▸ **Task to complete**:
In the data, extract each line that holds the string "this".

▸ **Task data**:
---*---
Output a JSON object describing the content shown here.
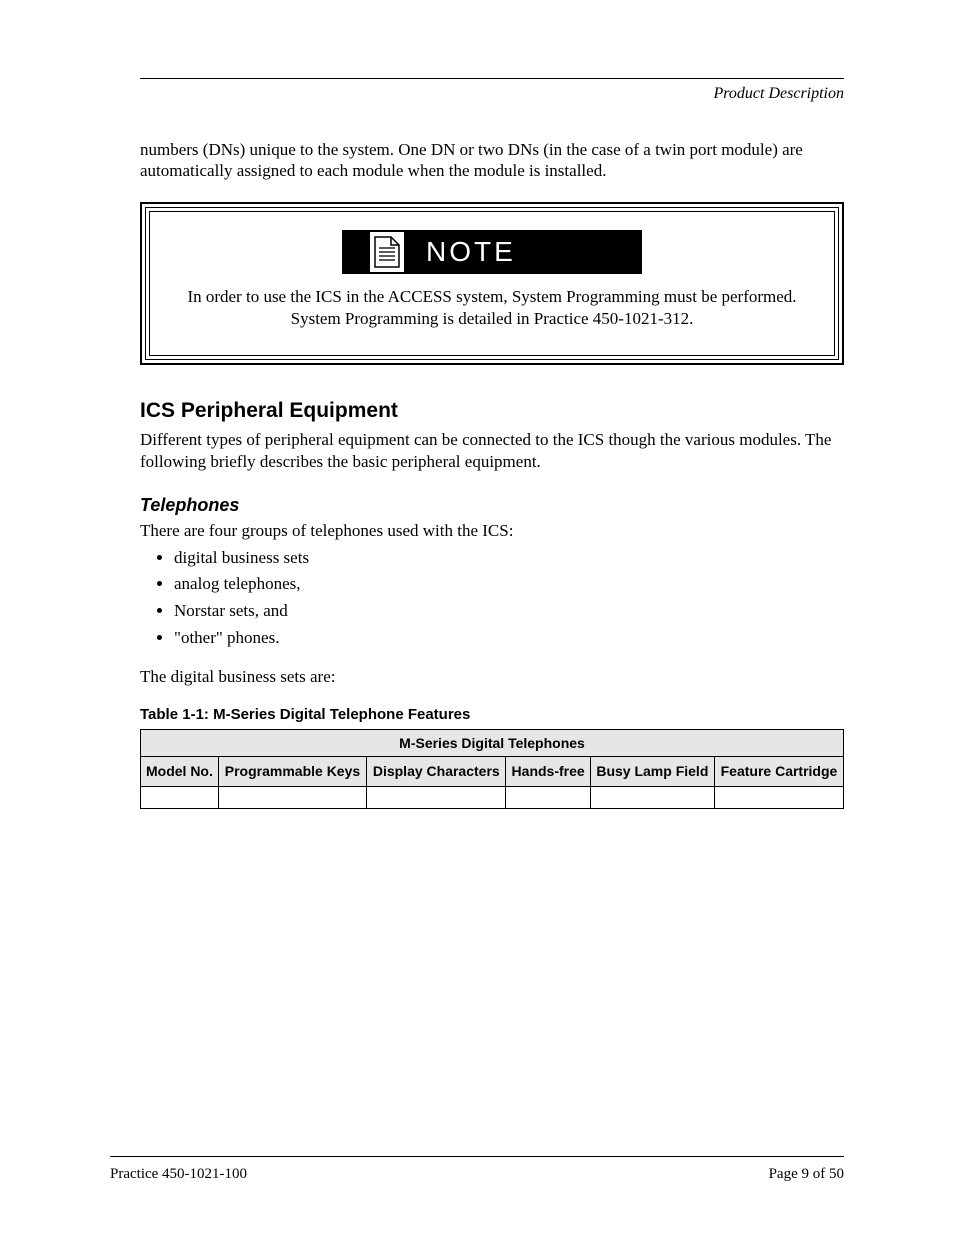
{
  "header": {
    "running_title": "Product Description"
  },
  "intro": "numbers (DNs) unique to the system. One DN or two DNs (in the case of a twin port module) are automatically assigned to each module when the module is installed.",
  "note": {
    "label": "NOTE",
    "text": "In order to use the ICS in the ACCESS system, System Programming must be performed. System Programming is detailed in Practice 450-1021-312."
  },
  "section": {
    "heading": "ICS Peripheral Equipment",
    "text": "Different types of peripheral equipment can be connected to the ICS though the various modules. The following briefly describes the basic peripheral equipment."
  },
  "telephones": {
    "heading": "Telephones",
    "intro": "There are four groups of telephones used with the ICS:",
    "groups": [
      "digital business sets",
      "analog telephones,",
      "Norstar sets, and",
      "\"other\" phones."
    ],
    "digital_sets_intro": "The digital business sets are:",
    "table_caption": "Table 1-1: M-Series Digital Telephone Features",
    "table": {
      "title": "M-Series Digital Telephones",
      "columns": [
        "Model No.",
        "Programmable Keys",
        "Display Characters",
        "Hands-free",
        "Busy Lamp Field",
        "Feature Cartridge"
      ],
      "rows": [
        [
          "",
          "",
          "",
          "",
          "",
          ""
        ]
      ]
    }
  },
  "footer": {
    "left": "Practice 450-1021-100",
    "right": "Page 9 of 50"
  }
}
---*---
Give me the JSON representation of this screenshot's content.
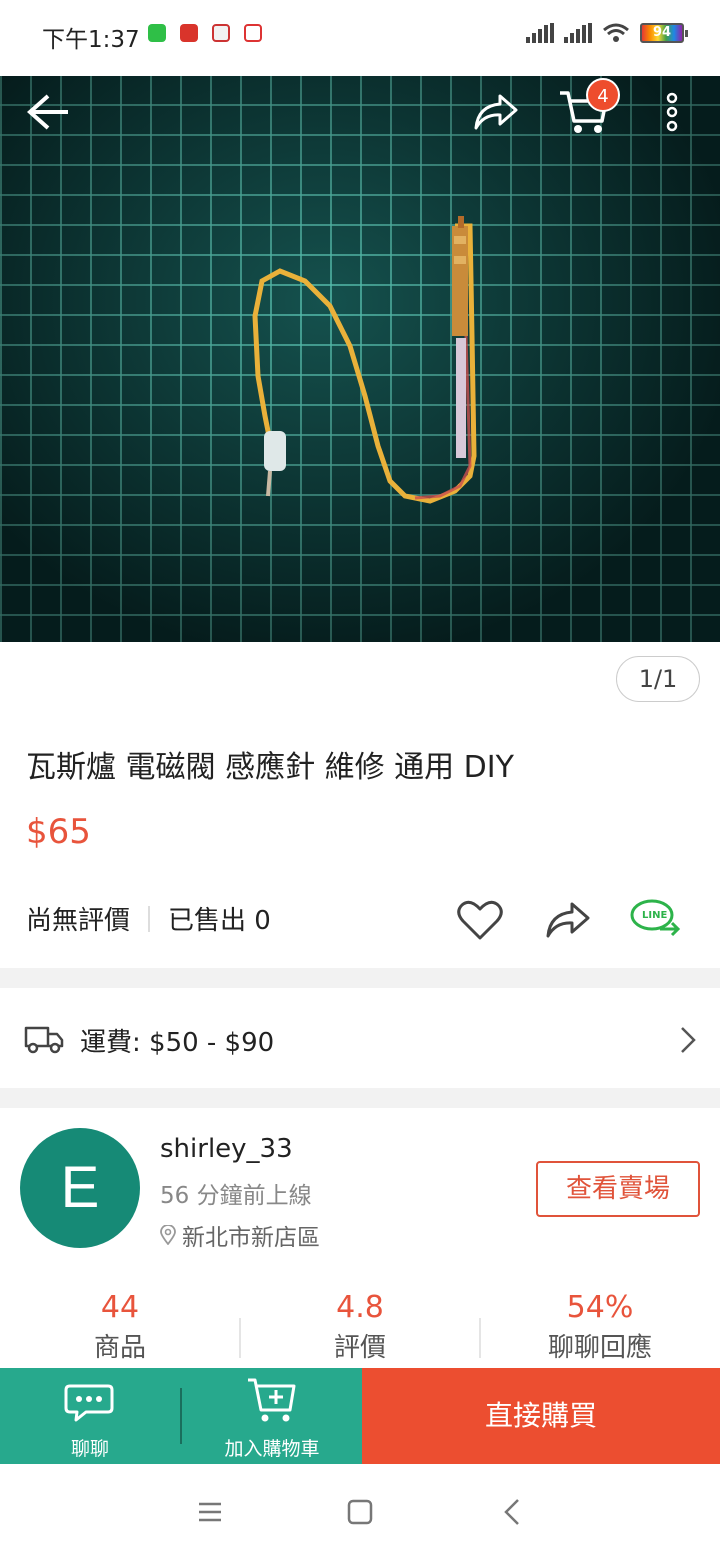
---*---
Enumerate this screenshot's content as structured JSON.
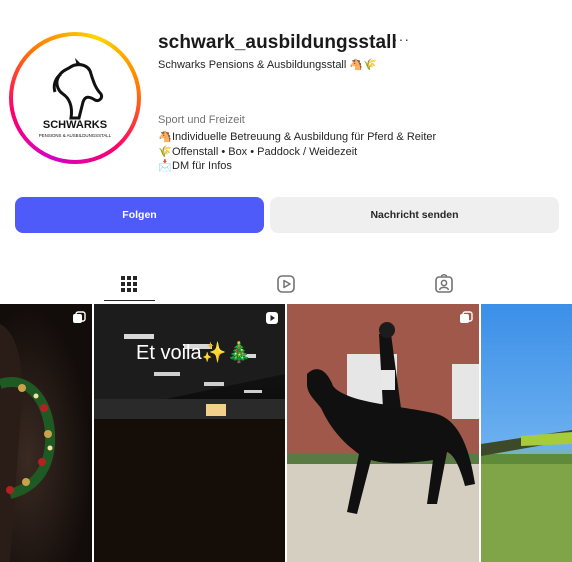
---*---
▸ **Exercise answer**:
Give me the JSON representation of this screenshot's content.
Enumerate this screenshot's content as structured JSON.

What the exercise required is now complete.